◆ Objective: Skip any picture you find and retype all the remaining lines exactly.

◆ The data:
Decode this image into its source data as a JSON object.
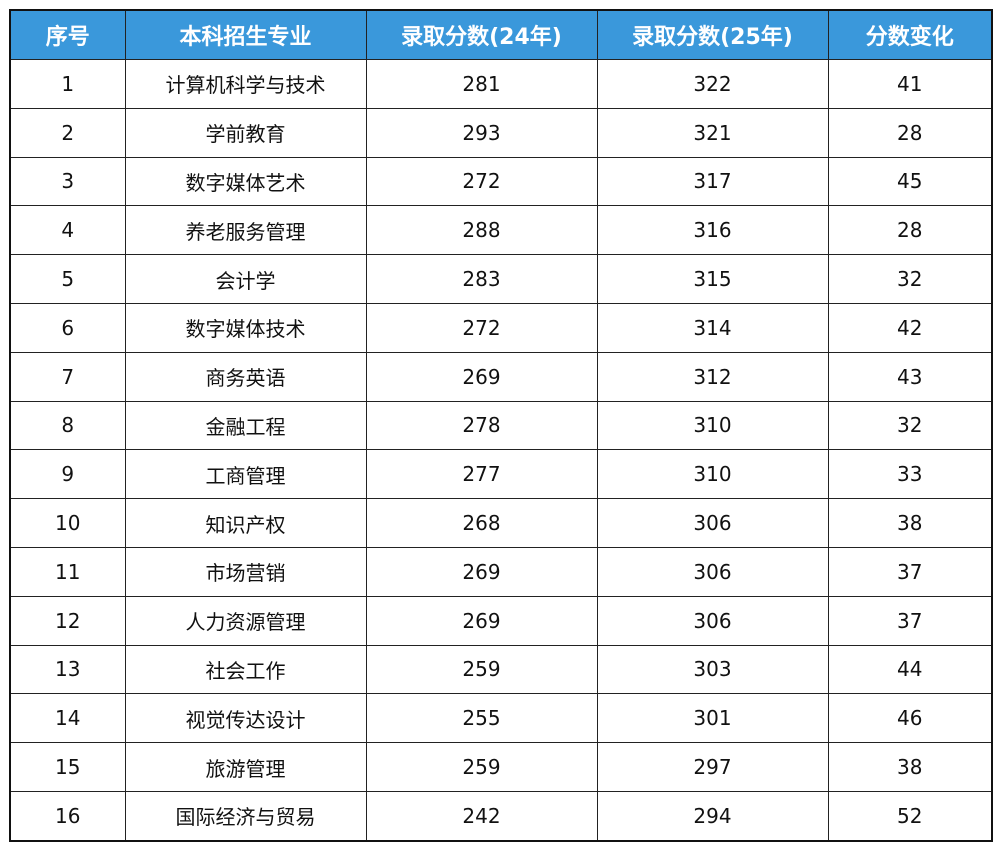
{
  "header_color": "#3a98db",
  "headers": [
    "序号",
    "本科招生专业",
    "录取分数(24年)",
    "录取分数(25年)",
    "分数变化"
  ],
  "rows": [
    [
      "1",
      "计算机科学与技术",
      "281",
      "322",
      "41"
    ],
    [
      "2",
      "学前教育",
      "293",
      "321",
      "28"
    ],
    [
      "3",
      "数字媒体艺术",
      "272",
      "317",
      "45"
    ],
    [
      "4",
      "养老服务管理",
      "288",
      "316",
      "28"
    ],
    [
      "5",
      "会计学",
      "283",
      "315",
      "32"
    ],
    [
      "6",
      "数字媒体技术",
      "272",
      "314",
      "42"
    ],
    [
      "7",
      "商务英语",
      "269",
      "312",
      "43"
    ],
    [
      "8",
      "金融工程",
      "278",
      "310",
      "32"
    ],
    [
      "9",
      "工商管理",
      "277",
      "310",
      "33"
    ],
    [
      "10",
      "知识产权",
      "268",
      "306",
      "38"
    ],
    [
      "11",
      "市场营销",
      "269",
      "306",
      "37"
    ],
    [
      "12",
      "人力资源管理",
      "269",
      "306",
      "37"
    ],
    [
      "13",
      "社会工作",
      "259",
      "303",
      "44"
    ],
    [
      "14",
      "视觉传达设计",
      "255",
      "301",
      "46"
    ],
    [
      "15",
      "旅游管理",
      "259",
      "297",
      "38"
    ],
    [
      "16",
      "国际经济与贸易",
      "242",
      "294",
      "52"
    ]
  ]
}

◆ Expected answer:
Decode this image into its source data as a JSON object.
{
  "header_color": "#3a98db",
  "headers": [
    "序号",
    "本科招生专业",
    "录取分数(24年)",
    "录取分数(25年)",
    "分数变化"
  ],
  "rows": [
    [
      "1",
      "计算机科学与技术",
      "281",
      "322",
      "41"
    ],
    [
      "2",
      "学前教育",
      "293",
      "321",
      "28"
    ],
    [
      "3",
      "数字媒体艺术",
      "272",
      "317",
      "45"
    ],
    [
      "4",
      "养老服务管理",
      "288",
      "316",
      "28"
    ],
    [
      "5",
      "会计学",
      "283",
      "315",
      "32"
    ],
    [
      "6",
      "数字媒体技术",
      "272",
      "314",
      "42"
    ],
    [
      "7",
      "商务英语",
      "269",
      "312",
      "43"
    ],
    [
      "8",
      "金融工程",
      "278",
      "310",
      "32"
    ],
    [
      "9",
      "工商管理",
      "277",
      "310",
      "33"
    ],
    [
      "10",
      "知识产权",
      "268",
      "306",
      "38"
    ],
    [
      "11",
      "市场营销",
      "269",
      "306",
      "37"
    ],
    [
      "12",
      "人力资源管理",
      "269",
      "306",
      "37"
    ],
    [
      "13",
      "社会工作",
      "259",
      "303",
      "44"
    ],
    [
      "14",
      "视觉传达设计",
      "255",
      "301",
      "46"
    ],
    [
      "15",
      "旅游管理",
      "259",
      "297",
      "38"
    ],
    [
      "16",
      "国际经济与贸易",
      "242",
      "294",
      "52"
    ]
  ]
}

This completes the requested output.